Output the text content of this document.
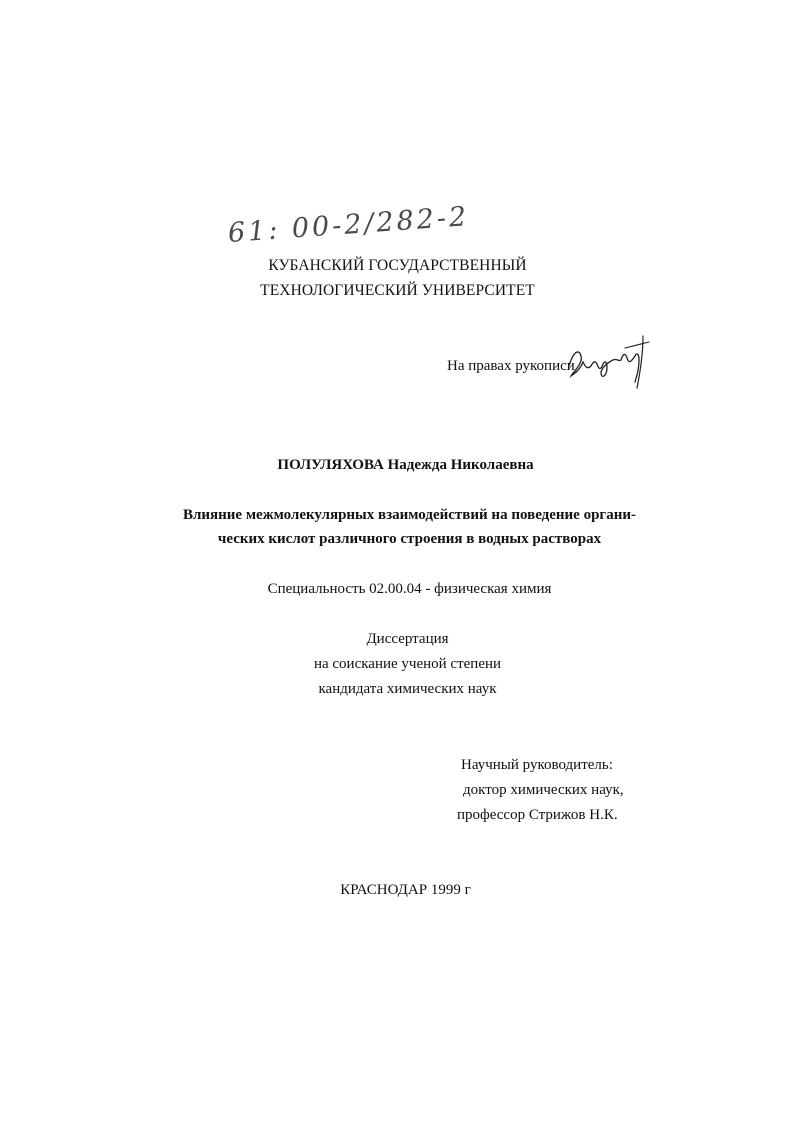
61: 00-2/282-2
КУБАНСКИЙ ГОСУДАРСТВЕННЫЙ
ТЕХНОЛОГИЧЕСКИЙ УНИВЕРСИТЕТ
На правах рукописи
ПОЛУЛЯХОВА Надежда Николаевна
Влияние межмолекулярных взаимодействий на поведение органи-
ческих кислот различного строения в водных растворах
Специальность 02.00.04 - физическая химия
Диссертация
на соискание ученой степени
кандидата химических наук
Научный руководитель:
доктор химических наук,
профессор Стрижов Н.К.
КРАСНОДАР 1999 г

- **WHAT NEEDS TO BE DONE**: Without including any pictures, output all the entries above exactly.

- **COMPLETED TASK**:
Output the text content of this document.
61: 00-2/282-2
КУБАНСКИЙ ГОСУДАРСТВЕННЫЙ
ТЕХНОЛОГИЧЕСКИЙ УНИВЕРСИТЕТ
На правах рукописи
ПОЛУЛЯХОВА Надежда Николаевна
Влияние межмолекулярных взаимодействий на поведение органи-
ческих кислот различного строения в водных растворах
Специальность 02.00.04 - физическая химия
Диссертация
на соискание ученой степени
кандидата химических наук
Научный руководитель:
доктор химических наук,
профессор Стрижов Н.К.
КРАСНОДАР 1999 г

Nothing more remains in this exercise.